--- start Records to process ---

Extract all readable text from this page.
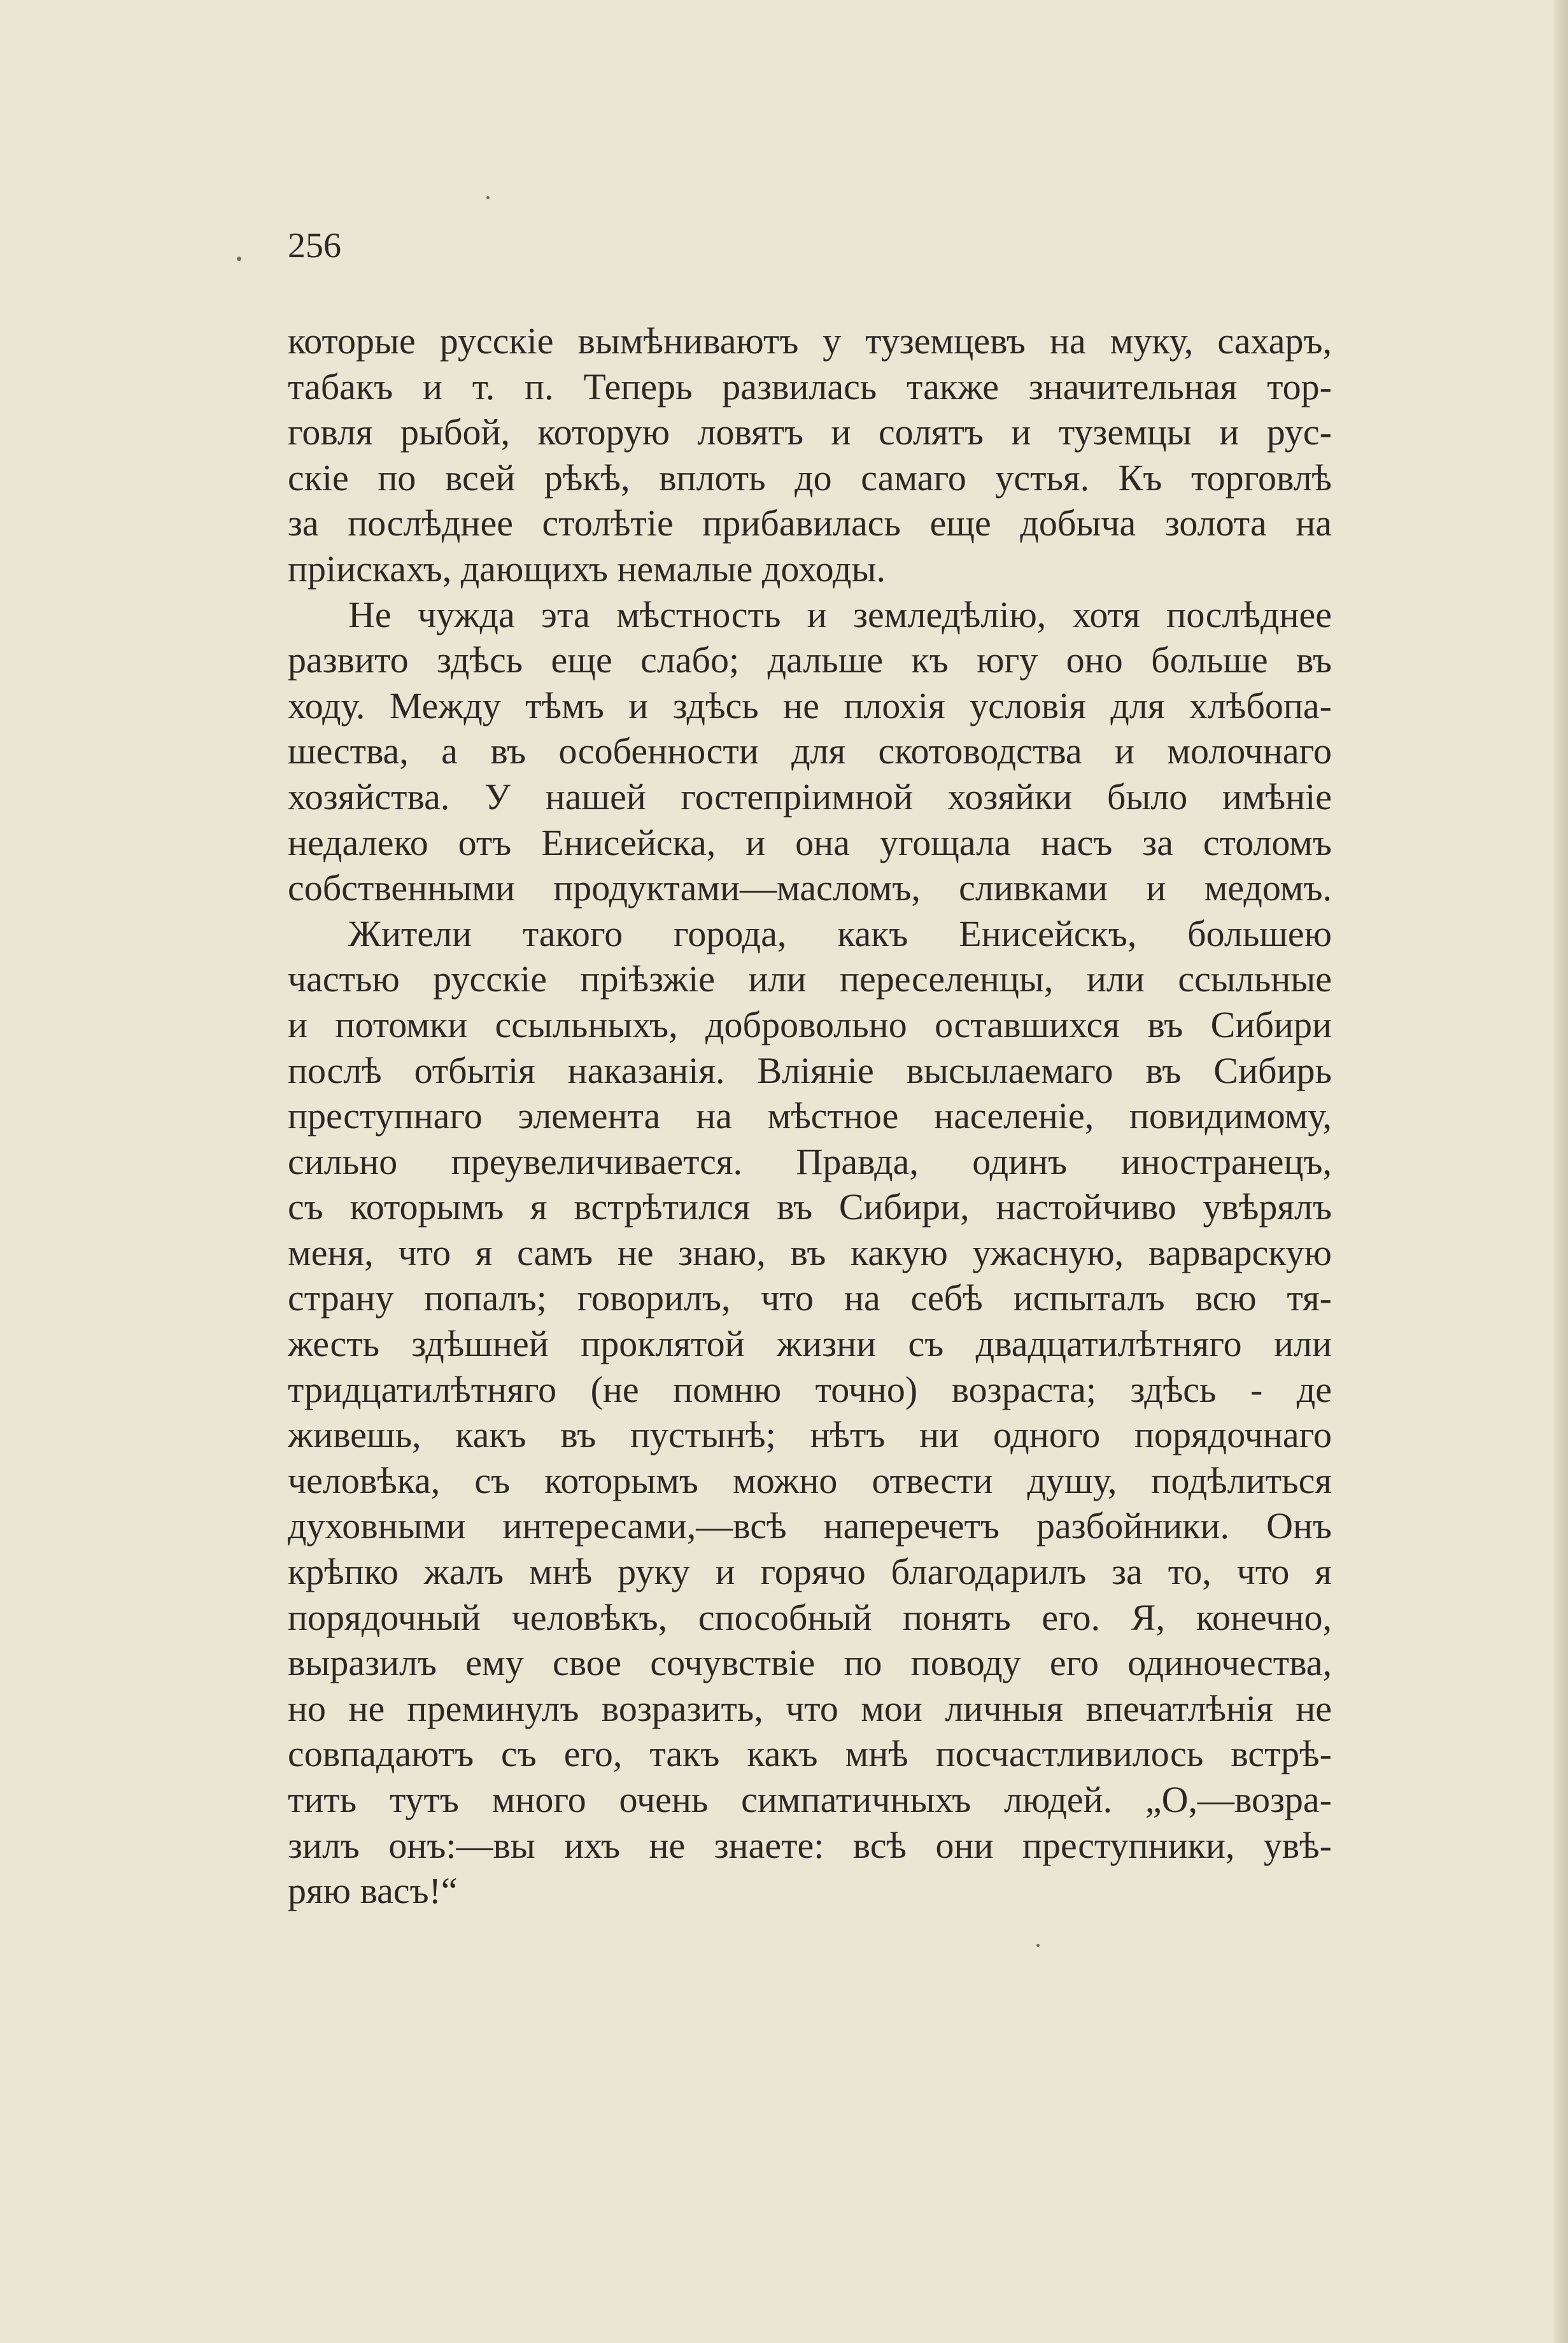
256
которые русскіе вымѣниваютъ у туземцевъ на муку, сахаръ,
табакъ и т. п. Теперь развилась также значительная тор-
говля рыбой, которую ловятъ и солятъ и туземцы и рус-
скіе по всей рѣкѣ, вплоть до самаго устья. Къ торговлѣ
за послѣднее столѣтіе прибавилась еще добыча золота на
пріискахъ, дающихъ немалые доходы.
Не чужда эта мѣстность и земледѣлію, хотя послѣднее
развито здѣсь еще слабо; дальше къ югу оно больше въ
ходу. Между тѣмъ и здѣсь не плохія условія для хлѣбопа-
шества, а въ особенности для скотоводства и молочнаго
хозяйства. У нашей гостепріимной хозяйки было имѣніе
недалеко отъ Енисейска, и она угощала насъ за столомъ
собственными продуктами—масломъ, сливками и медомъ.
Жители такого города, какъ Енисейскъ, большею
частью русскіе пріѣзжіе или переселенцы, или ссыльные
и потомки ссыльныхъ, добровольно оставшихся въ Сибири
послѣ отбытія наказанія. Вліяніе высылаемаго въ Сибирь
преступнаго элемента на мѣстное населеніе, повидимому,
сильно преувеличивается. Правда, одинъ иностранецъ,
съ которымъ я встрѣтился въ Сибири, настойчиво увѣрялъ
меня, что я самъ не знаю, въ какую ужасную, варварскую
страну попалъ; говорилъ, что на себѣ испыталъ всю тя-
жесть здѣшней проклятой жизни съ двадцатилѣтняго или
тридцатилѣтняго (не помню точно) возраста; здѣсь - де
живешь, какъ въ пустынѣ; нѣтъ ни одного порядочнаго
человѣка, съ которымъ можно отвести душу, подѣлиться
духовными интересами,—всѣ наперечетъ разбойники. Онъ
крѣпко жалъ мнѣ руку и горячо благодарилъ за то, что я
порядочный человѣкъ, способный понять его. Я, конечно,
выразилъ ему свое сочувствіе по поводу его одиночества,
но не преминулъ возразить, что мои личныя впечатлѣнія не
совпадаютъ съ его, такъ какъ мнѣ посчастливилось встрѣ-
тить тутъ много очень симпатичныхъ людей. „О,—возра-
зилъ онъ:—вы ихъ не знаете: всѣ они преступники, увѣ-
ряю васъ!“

--- end Records to process ---

• Directions: Filter out all lines lacking the word "русскіе" and copy the rest.

• Task solution:
которые русскіе вымѣниваютъ у туземцевъ на муку, сахаръ,
частью русскіе пріѣзжіе или переселенцы, или ссыльные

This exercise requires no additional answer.